REQUIRED WORK.
Reproduce every entry that follows word for word, but omit the images.

DATA SHOWN.

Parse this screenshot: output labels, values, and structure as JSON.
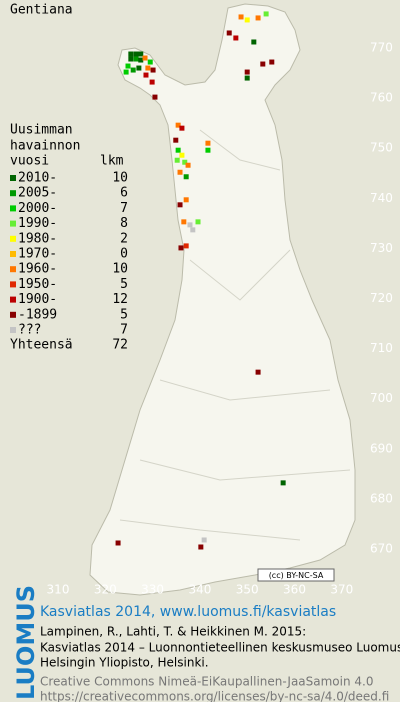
{
  "title": "Gentiana",
  "legend": {
    "heading": [
      "Uusimman",
      "havainnon",
      "vuosi"
    ],
    "count_heading": "lkm",
    "rows": [
      {
        "label": "2010-",
        "count": 10,
        "color": "#006400"
      },
      {
        "label": "2005-",
        "count": 6,
        "color": "#009a00"
      },
      {
        "label": "2000-",
        "count": 7,
        "color": "#00cc00"
      },
      {
        "label": "1990-",
        "count": 8,
        "color": "#66ee33"
      },
      {
        "label": "1980-",
        "count": 2,
        "color": "#ffff00"
      },
      {
        "label": "1970-",
        "count": 0,
        "color": "#ffbb00"
      },
      {
        "label": "1960-",
        "count": 10,
        "color": "#ff7700"
      },
      {
        "label": "1950-",
        "count": 5,
        "color": "#e02800"
      },
      {
        "label": "1900-",
        "count": 12,
        "color": "#bb0000"
      },
      {
        "label": "-1899",
        "count": 5,
        "color": "#880000"
      },
      {
        "label": "???",
        "count": 7,
        "color": "#c4c4c4"
      }
    ],
    "total_label": "Yhteensä",
    "total": 72
  },
  "axes": {
    "x_ticks": [
      310,
      320,
      330,
      340,
      350,
      360,
      370
    ],
    "y_ticks": [
      770,
      760,
      750,
      740,
      730,
      720,
      710,
      700,
      690,
      680,
      670
    ]
  },
  "squares": [
    [
      348.7,
      776.2,
      6
    ],
    [
      350.0,
      775.6,
      4
    ],
    [
      352.3,
      776.0,
      6
    ],
    [
      354.0,
      776.8,
      3
    ],
    [
      346.2,
      773.0,
      9
    ],
    [
      347.6,
      772.0,
      8
    ],
    [
      351.4,
      771.2,
      0
    ],
    [
      353.3,
      766.8,
      9
    ],
    [
      355.2,
      767.2,
      9
    ],
    [
      350.0,
      765.2,
      9
    ],
    [
      350.0,
      764.0,
      0
    ],
    [
      325.4,
      768.8,
      0
    ],
    [
      326.5,
      768.8,
      0
    ],
    [
      327.5,
      768.8,
      0
    ],
    [
      325.4,
      767.8,
      0
    ],
    [
      326.5,
      767.8,
      1
    ],
    [
      327.5,
      767.6,
      0
    ],
    [
      324.8,
      766.4,
      2
    ],
    [
      325.9,
      765.6,
      1
    ],
    [
      327.1,
      766.0,
      0
    ],
    [
      328.4,
      768.0,
      6
    ],
    [
      329.5,
      767.2,
      2
    ],
    [
      329.0,
      766.0,
      6
    ],
    [
      330.1,
      765.6,
      9
    ],
    [
      328.6,
      764.6,
      8
    ],
    [
      329.9,
      763.2,
      8
    ],
    [
      324.4,
      765.2,
      2
    ],
    [
      330.5,
      760.2,
      9
    ],
    [
      335.4,
      754.6,
      6
    ],
    [
      336.2,
      754.0,
      8
    ],
    [
      334.9,
      751.6,
      9
    ],
    [
      335.4,
      749.6,
      2
    ],
    [
      336.2,
      748.6,
      4
    ],
    [
      335.2,
      747.6,
      3
    ],
    [
      336.8,
      747.2,
      3
    ],
    [
      335.8,
      745.2,
      6
    ],
    [
      337.1,
      744.3,
      1
    ],
    [
      341.7,
      751.0,
      6
    ],
    [
      341.7,
      749.6,
      2
    ],
    [
      337.5,
      746.6,
      6
    ],
    [
      335.8,
      738.7,
      9
    ],
    [
      337.1,
      739.7,
      6
    ],
    [
      336.6,
      735.3,
      6
    ],
    [
      337.9,
      734.7,
      10
    ],
    [
      339.6,
      735.3,
      3
    ],
    [
      338.5,
      733.7,
      10
    ],
    [
      337.1,
      730.5,
      7
    ],
    [
      336.0,
      730.1,
      9
    ],
    [
      352.3,
      705.3,
      9
    ],
    [
      357.6,
      683.2,
      0
    ],
    [
      322.7,
      671.2,
      9
    ],
    [
      340.9,
      671.8,
      10
    ],
    [
      340.2,
      670.4,
      9
    ]
  ],
  "license_badge": "(cc) BY-NC-SA",
  "footer": {
    "logo": "LUOMUS",
    "link": "Kasviatlas 2014, www.luomus.fi/kasviatlas",
    "citation": [
      "Lampinen, R., Lahti, T. & Heikkinen M. 2015:",
      "Kasviatlas 2014 – Luonnontieteellinen keskusmuseo Luomus,",
      "Helsingin Yliopisto, Helsinki."
    ],
    "license": [
      "Creative Commons Nimeä-EiKaupallinen-JaaSamoin 4.0",
      "https://creativecommons.org/licenses/by-nc-sa/4.0/deed.fi"
    ]
  }
}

RESULT FOR THIS TASK.
Parse this screenshot: output labels, values, and structure as JSON.
{
  "title": "Gentiana",
  "legend": {
    "heading": [
      "Uusimman",
      "havainnon",
      "vuosi"
    ],
    "count_heading": "lkm",
    "rows": [
      {
        "label": "2010-",
        "count": 10,
        "color": "#006400"
      },
      {
        "label": "2005-",
        "count": 6,
        "color": "#009a00"
      },
      {
        "label": "2000-",
        "count": 7,
        "color": "#00cc00"
      },
      {
        "label": "1990-",
        "count": 8,
        "color": "#66ee33"
      },
      {
        "label": "1980-",
        "count": 2,
        "color": "#ffff00"
      },
      {
        "label": "1970-",
        "count": 0,
        "color": "#ffbb00"
      },
      {
        "label": "1960-",
        "count": 10,
        "color": "#ff7700"
      },
      {
        "label": "1950-",
        "count": 5,
        "color": "#e02800"
      },
      {
        "label": "1900-",
        "count": 12,
        "color": "#bb0000"
      },
      {
        "label": "-1899",
        "count": 5,
        "color": "#880000"
      },
      {
        "label": "???",
        "count": 7,
        "color": "#c4c4c4"
      }
    ],
    "total_label": "Yhteensä",
    "total": 72
  },
  "axes": {
    "x_ticks": [
      310,
      320,
      330,
      340,
      350,
      360,
      370
    ],
    "y_ticks": [
      770,
      760,
      750,
      740,
      730,
      720,
      710,
      700,
      690,
      680,
      670
    ]
  },
  "squares": [
    [
      348.7,
      776.2,
      6
    ],
    [
      350.0,
      775.6,
      4
    ],
    [
      352.3,
      776.0,
      6
    ],
    [
      354.0,
      776.8,
      3
    ],
    [
      346.2,
      773.0,
      9
    ],
    [
      347.6,
      772.0,
      8
    ],
    [
      351.4,
      771.2,
      0
    ],
    [
      353.3,
      766.8,
      9
    ],
    [
      355.2,
      767.2,
      9
    ],
    [
      350.0,
      765.2,
      9
    ],
    [
      350.0,
      764.0,
      0
    ],
    [
      325.4,
      768.8,
      0
    ],
    [
      326.5,
      768.8,
      0
    ],
    [
      327.5,
      768.8,
      0
    ],
    [
      325.4,
      767.8,
      0
    ],
    [
      326.5,
      767.8,
      1
    ],
    [
      327.5,
      767.6,
      0
    ],
    [
      324.8,
      766.4,
      2
    ],
    [
      325.9,
      765.6,
      1
    ],
    [
      327.1,
      766.0,
      0
    ],
    [
      328.4,
      768.0,
      6
    ],
    [
      329.5,
      767.2,
      2
    ],
    [
      329.0,
      766.0,
      6
    ],
    [
      330.1,
      765.6,
      9
    ],
    [
      328.6,
      764.6,
      8
    ],
    [
      329.9,
      763.2,
      8
    ],
    [
      324.4,
      765.2,
      2
    ],
    [
      330.5,
      760.2,
      9
    ],
    [
      335.4,
      754.6,
      6
    ],
    [
      336.2,
      754.0,
      8
    ],
    [
      334.9,
      751.6,
      9
    ],
    [
      335.4,
      749.6,
      2
    ],
    [
      336.2,
      748.6,
      4
    ],
    [
      335.2,
      747.6,
      3
    ],
    [
      336.8,
      747.2,
      3
    ],
    [
      335.8,
      745.2,
      6
    ],
    [
      337.1,
      744.3,
      1
    ],
    [
      341.7,
      751.0,
      6
    ],
    [
      341.7,
      749.6,
      2
    ],
    [
      337.5,
      746.6,
      6
    ],
    [
      335.8,
      738.7,
      9
    ],
    [
      337.1,
      739.7,
      6
    ],
    [
      336.6,
      735.3,
      6
    ],
    [
      337.9,
      734.7,
      10
    ],
    [
      339.6,
      735.3,
      3
    ],
    [
      338.5,
      733.7,
      10
    ],
    [
      337.1,
      730.5,
      7
    ],
    [
      336.0,
      730.1,
      9
    ],
    [
      352.3,
      705.3,
      9
    ],
    [
      357.6,
      683.2,
      0
    ],
    [
      322.7,
      671.2,
      9
    ],
    [
      340.9,
      671.8,
      10
    ],
    [
      340.2,
      670.4,
      9
    ]
  ],
  "license_badge": "(cc) BY-NC-SA",
  "footer": {
    "logo": "LUOMUS",
    "link": "Kasviatlas 2014, www.luomus.fi/kasviatlas",
    "citation": [
      "Lampinen, R., Lahti, T. & Heikkinen M. 2015:",
      "Kasviatlas 2014 – Luonnontieteellinen keskusmuseo Luomus,",
      "Helsingin Yliopisto, Helsinki."
    ],
    "license": [
      "Creative Commons Nimeä-EiKaupallinen-JaaSamoin 4.0",
      "https://creativecommons.org/licenses/by-nc-sa/4.0/deed.fi"
    ]
  }
}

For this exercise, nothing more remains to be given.